Pull every line with the word "panel" out of the entries below.

— BEGIN —

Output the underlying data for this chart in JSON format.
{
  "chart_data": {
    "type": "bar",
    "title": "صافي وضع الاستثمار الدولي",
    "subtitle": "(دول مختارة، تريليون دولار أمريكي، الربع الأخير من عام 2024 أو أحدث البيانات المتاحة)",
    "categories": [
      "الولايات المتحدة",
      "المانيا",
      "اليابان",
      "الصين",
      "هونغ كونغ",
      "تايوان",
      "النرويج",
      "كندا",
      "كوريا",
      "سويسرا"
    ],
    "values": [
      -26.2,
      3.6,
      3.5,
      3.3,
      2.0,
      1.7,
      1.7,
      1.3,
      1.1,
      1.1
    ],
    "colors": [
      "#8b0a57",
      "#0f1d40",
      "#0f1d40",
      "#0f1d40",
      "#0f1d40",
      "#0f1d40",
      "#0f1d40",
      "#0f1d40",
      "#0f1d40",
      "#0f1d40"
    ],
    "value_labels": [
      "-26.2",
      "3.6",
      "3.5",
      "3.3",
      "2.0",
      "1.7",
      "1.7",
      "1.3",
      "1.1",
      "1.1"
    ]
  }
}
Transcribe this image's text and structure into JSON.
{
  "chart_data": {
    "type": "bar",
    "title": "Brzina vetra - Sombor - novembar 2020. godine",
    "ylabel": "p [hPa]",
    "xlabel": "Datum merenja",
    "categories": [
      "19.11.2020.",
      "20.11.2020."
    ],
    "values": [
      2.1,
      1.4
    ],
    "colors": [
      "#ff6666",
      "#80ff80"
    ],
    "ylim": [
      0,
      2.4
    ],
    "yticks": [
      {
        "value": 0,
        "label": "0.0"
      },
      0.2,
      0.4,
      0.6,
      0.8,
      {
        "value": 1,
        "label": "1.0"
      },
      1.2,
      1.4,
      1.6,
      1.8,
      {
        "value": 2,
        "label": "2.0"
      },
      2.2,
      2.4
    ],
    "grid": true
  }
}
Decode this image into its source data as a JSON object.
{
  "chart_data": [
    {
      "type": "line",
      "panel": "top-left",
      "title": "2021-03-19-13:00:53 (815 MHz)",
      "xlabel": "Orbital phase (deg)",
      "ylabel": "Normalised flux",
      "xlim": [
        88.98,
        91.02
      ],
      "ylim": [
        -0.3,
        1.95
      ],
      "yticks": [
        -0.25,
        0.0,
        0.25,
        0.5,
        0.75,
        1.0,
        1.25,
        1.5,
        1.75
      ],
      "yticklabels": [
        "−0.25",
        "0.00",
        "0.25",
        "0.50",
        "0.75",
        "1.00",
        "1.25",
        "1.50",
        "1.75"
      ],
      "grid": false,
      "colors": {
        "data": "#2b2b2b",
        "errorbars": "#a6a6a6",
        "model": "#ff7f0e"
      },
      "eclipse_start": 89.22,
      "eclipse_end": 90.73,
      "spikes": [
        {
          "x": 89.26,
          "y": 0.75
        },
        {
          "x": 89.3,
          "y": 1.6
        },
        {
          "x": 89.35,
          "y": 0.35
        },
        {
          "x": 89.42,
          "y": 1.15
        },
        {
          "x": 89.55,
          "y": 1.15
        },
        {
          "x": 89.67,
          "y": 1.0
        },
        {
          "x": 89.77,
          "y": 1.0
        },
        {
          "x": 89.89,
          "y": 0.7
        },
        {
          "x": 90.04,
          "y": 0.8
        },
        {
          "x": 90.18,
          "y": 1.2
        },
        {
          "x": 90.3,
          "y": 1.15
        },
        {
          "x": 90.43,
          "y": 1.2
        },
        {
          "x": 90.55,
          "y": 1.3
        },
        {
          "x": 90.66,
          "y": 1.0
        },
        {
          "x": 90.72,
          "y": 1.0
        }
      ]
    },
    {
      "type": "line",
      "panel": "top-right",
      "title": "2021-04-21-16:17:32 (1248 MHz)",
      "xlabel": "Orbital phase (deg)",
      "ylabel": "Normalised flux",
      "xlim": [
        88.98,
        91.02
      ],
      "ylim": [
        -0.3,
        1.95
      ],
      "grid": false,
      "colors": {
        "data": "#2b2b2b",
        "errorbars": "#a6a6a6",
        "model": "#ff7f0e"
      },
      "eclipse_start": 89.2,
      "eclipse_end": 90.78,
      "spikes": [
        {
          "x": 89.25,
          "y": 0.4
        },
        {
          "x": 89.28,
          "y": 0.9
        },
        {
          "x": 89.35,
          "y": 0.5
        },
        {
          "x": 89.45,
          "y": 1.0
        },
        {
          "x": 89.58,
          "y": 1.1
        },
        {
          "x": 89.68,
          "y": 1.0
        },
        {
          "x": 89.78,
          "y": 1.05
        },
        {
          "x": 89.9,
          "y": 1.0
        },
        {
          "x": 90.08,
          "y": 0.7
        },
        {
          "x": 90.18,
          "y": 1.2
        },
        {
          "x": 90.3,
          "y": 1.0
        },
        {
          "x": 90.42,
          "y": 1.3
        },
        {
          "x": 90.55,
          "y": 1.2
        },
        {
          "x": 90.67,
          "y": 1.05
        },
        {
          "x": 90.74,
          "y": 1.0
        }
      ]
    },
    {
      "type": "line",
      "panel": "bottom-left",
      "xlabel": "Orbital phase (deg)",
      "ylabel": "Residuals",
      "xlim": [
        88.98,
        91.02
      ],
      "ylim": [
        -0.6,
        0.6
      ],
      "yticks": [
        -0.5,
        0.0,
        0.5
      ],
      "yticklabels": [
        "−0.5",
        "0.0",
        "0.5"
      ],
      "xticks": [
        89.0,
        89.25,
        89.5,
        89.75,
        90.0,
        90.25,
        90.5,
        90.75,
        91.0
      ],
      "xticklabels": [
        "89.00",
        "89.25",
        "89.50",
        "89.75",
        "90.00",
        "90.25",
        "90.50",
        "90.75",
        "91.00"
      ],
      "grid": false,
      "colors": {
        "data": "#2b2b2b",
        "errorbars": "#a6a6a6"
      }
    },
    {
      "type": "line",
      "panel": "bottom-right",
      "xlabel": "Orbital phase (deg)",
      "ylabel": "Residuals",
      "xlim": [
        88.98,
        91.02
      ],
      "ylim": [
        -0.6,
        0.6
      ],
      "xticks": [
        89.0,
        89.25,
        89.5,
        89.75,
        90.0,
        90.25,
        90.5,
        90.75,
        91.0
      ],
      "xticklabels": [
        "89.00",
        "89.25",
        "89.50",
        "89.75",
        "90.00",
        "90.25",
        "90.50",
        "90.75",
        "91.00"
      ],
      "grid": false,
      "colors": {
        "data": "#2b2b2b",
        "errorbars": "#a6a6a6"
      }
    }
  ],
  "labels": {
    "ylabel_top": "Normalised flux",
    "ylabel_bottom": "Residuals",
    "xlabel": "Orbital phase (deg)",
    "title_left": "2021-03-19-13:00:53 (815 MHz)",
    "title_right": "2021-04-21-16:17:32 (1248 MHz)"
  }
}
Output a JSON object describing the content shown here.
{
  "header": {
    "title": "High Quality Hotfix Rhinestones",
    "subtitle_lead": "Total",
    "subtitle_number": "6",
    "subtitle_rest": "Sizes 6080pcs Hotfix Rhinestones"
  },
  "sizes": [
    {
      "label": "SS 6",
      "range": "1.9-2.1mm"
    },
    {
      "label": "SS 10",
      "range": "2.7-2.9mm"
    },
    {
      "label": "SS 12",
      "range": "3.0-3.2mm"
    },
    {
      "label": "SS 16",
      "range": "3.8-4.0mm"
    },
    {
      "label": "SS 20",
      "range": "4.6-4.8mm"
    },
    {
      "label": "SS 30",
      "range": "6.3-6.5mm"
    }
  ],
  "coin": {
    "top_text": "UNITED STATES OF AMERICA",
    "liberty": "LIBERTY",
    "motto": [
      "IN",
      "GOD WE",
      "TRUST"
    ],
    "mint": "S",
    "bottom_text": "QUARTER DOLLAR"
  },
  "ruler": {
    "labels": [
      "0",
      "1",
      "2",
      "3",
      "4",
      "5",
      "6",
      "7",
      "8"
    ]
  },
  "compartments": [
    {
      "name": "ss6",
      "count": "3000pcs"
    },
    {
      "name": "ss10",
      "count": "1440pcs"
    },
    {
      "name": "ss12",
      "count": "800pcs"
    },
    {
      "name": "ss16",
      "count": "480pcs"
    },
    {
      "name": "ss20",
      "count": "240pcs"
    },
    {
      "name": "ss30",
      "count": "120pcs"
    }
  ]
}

— END —

### WRITTEN RESPONSE
      "panel": "top-left",
      "panel": "top-right",
      "panel": "bottom-left",
      "panel": "bottom-right",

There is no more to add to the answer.